Extracts from a graphics dataset
......

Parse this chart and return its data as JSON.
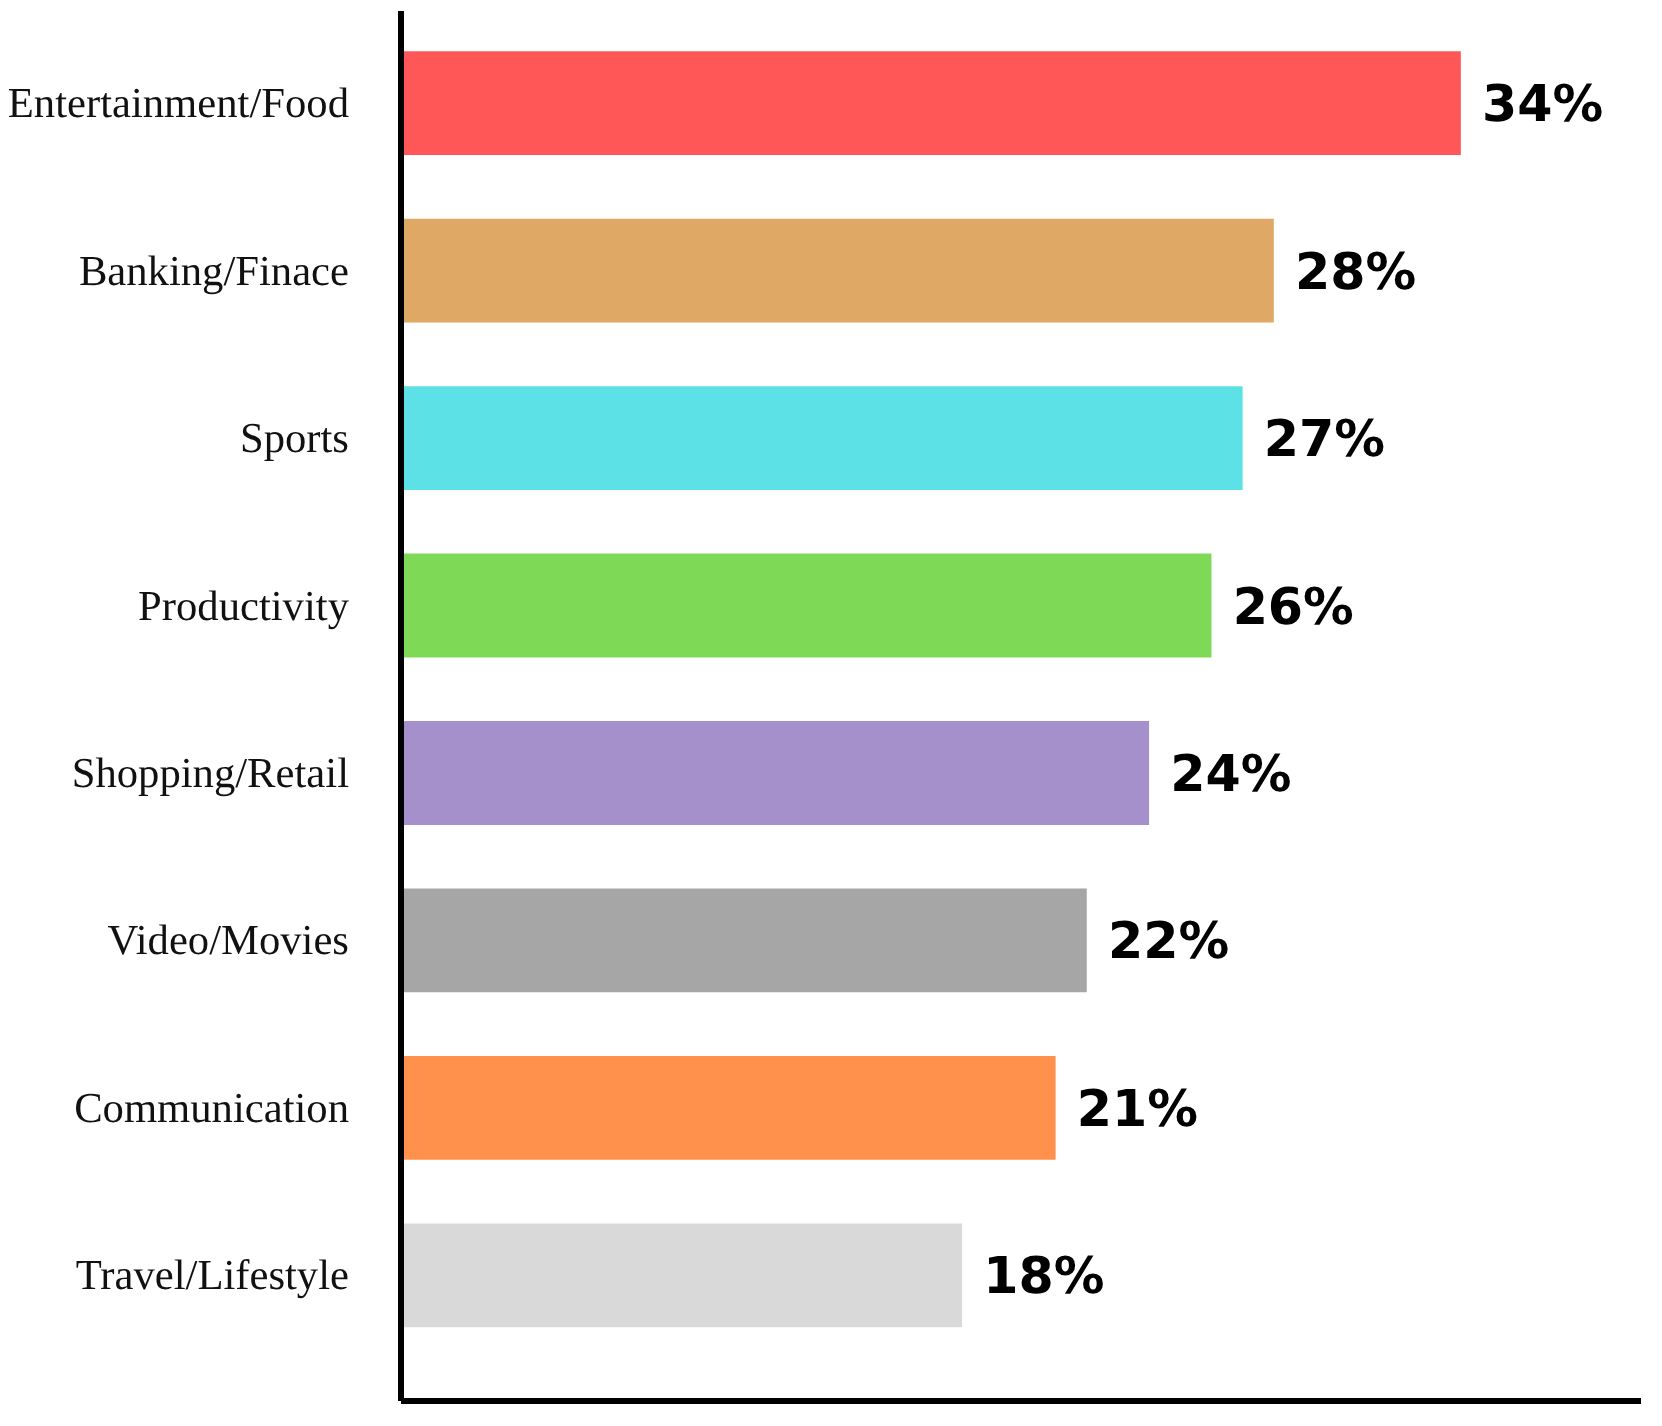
{
  "chart_data": {
    "type": "bar",
    "orientation": "horizontal",
    "categories": [
      "Entertainment/Food",
      "Banking/Finace",
      "Sports",
      "Productivity",
      "Shopping/Retail",
      "Video/Movies",
      "Communication",
      "Travel/Lifestyle"
    ],
    "values": [
      34,
      28,
      27,
      26,
      24,
      22,
      21,
      18
    ],
    "colors": [
      "#ff5757",
      "#e0a865",
      "#5ce1e6",
      "#7ed957",
      "#a690cb",
      "#a6a6a6",
      "#ff914d",
      "#d9d9d9"
    ],
    "value_labels": [
      "34%",
      "28%",
      "27%",
      "26%",
      "24%",
      "22%",
      "21%",
      "18%"
    ],
    "grid": false,
    "tick_labels": "y"
  }
}
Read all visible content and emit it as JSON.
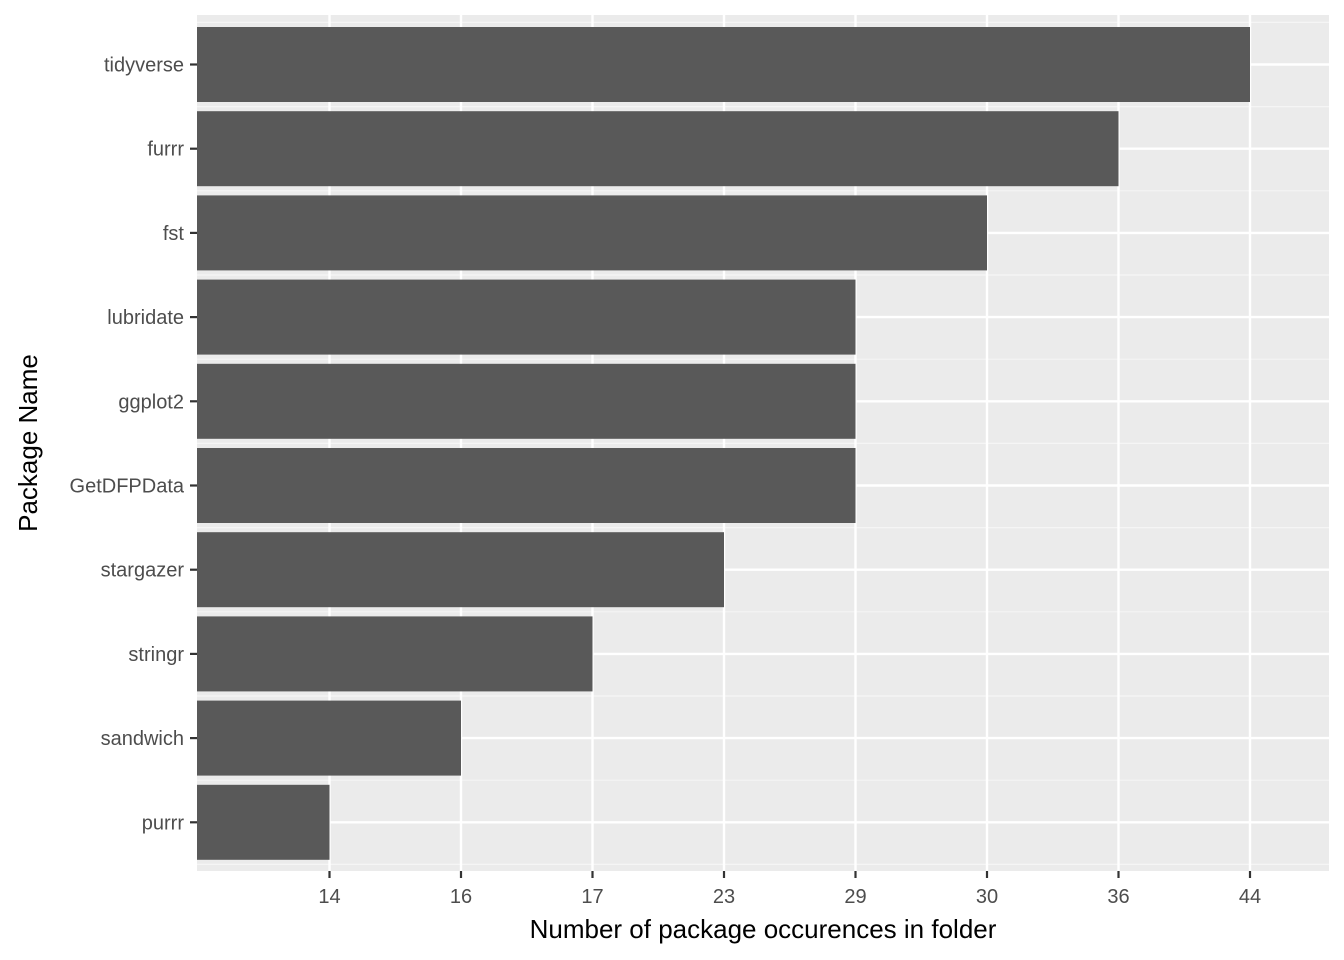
{
  "chart_data": {
    "type": "bar",
    "orientation": "horizontal",
    "categories": [
      "tidyverse",
      "furrr",
      "fst",
      "lubridate",
      "ggplot2",
      "GetDFPData",
      "stargazer",
      "stringr",
      "sandwich",
      "purrr"
    ],
    "values": [
      44,
      36,
      30,
      29,
      29,
      29,
      23,
      17,
      16,
      14
    ],
    "x_tick_labels": [
      "14",
      "16",
      "17",
      "23",
      "29",
      "30",
      "36",
      "44"
    ],
    "xlabel": "Number of package occurences in folder",
    "ylabel": "Package Name",
    "grid": true,
    "legend": "none",
    "colors": {
      "bar": "#595959",
      "panel_background": "#ebebeb",
      "grid_major": "#ffffff",
      "grid_minor": "#f5f5f5",
      "tick_text": "#4d4d4d",
      "tick_mark": "#333333"
    }
  }
}
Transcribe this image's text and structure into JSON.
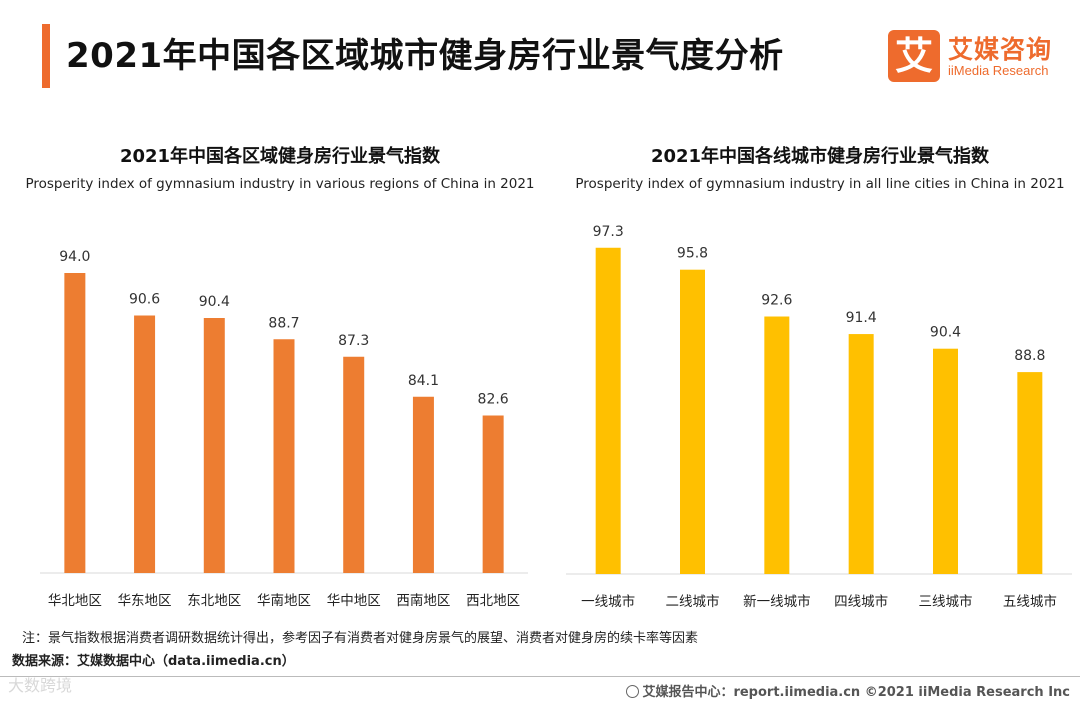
{
  "header": {
    "title": "2021年中国各区域城市健身房行业景气度分析",
    "logo_mark": "艾",
    "logo_cn": "艾媒咨询",
    "logo_en": "iiMedia Research"
  },
  "chart_data": [
    {
      "type": "bar",
      "title": "2021年中国各区域健身房行业景气指数",
      "subtitle": "Prosperity index of gymnasium industry in various regions of China in 2021",
      "categories": [
        "华北地区",
        "华东地区",
        "东北地区",
        "华南地区",
        "华中地区",
        "西南地区",
        "西北地区"
      ],
      "values": [
        94.0,
        90.6,
        90.4,
        88.7,
        87.3,
        84.1,
        82.6
      ],
      "color": "#ed7d31",
      "grid": false,
      "legend": "none"
    },
    {
      "type": "bar",
      "title": "2021年中国各线城市健身房行业景气指数",
      "subtitle": "Prosperity index of gymnasium industry in all line cities in China in 2021",
      "categories": [
        "一线城市",
        "二线城市",
        "新一线城市",
        "四线城市",
        "三线城市",
        "五线城市"
      ],
      "values": [
        97.3,
        95.8,
        92.6,
        91.4,
        90.4,
        88.8
      ],
      "color": "#ffc000",
      "grid": false,
      "legend": "none"
    }
  ],
  "footnote": {
    "note": "注：景气指数根据消费者调研数据统计得出，参考因子有消费者对健身房景气的展望、消费者对健身房的续卡率等因素",
    "source": "数据来源：艾媒数据中心（data.iimedia.cn）"
  },
  "footer": {
    "text": "艾媒报告中心：report.iimedia.cn   ©2021  iiMedia Research  Inc",
    "watermark": "大数跨境"
  }
}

......

The records above are to be reproduced exactly; the pictures are to be left out.

Parse this chart and return its data as JSON.
{
  "chart_data": {
    "type": "bar",
    "orientation": "horizontal",
    "categories": [
      "Entertainment/Food",
      "Banking/Finace",
      "Sports",
      "Productivity",
      "Shopping/Retail",
      "Video/Movies",
      "Communication",
      "Travel/Lifestyle"
    ],
    "values": [
      34,
      28,
      27,
      26,
      24,
      22,
      21,
      18
    ],
    "colors": [
      "#ff5757",
      "#e0a865",
      "#5ce1e6",
      "#7ed957",
      "#a690cb",
      "#a6a6a6",
      "#ff914d",
      "#d9d9d9"
    ],
    "value_labels": [
      "34%",
      "28%",
      "27%",
      "26%",
      "24%",
      "22%",
      "21%",
      "18%"
    ],
    "grid": false,
    "tick_labels": "y"
  }
}
Read all visible content and emit it as JSON.
{
  "chart_data": {
    "type": "bar",
    "orientation": "horizontal",
    "categories": [
      "tidyverse",
      "furrr",
      "fst",
      "lubridate",
      "ggplot2",
      "GetDFPData",
      "stargazer",
      "stringr",
      "sandwich",
      "purrr"
    ],
    "values": [
      44,
      36,
      30,
      29,
      29,
      29,
      23,
      17,
      16,
      14
    ],
    "x_tick_labels": [
      "14",
      "16",
      "17",
      "23",
      "29",
      "30",
      "36",
      "44"
    ],
    "xlabel": "Number of package occurences in folder",
    "ylabel": "Package Name",
    "grid": true,
    "legend": "none",
    "colors": {
      "bar": "#595959",
      "panel_background": "#ebebeb",
      "grid_major": "#ffffff",
      "grid_minor": "#f5f5f5",
      "tick_text": "#4d4d4d",
      "tick_mark": "#333333"
    }
  }
}
Transcribe this image's text and structure into JSON.
{
  "header": {
    "title": "2021年中国各区域城市健身房行业景气度分析",
    "logo_mark": "艾",
    "logo_cn": "艾媒咨询",
    "logo_en": "iiMedia Research"
  },
  "chart_data": [
    {
      "type": "bar",
      "title": "2021年中国各区域健身房行业景气指数",
      "subtitle": "Prosperity index of gymnasium industry in various regions of China in 2021",
      "categories": [
        "华北地区",
        "华东地区",
        "东北地区",
        "华南地区",
        "华中地区",
        "西南地区",
        "西北地区"
      ],
      "values": [
        94.0,
        90.6,
        90.4,
        88.7,
        87.3,
        84.1,
        82.6
      ],
      "color": "#ed7d31",
      "grid": false,
      "legend": "none"
    },
    {
      "type": "bar",
      "title": "2021年中国各线城市健身房行业景气指数",
      "subtitle": "Prosperity index of gymnasium industry in all line cities in China in 2021",
      "categories": [
        "一线城市",
        "二线城市",
        "新一线城市",
        "四线城市",
        "三线城市",
        "五线城市"
      ],
      "values": [
        97.3,
        95.8,
        92.6,
        91.4,
        90.4,
        88.8
      ],
      "color": "#ffc000",
      "grid": false,
      "legend": "none"
    }
  ],
  "footnote": {
    "note": "注：景气指数根据消费者调研数据统计得出，参考因子有消费者对健身房景气的展望、消费者对健身房的续卡率等因素",
    "source": "数据来源：艾媒数据中心（data.iimedia.cn）"
  },
  "footer": {
    "text": "艾媒报告中心：report.iimedia.cn   ©2021  iiMedia Research  Inc",
    "watermark": "大数跨境"
  }
}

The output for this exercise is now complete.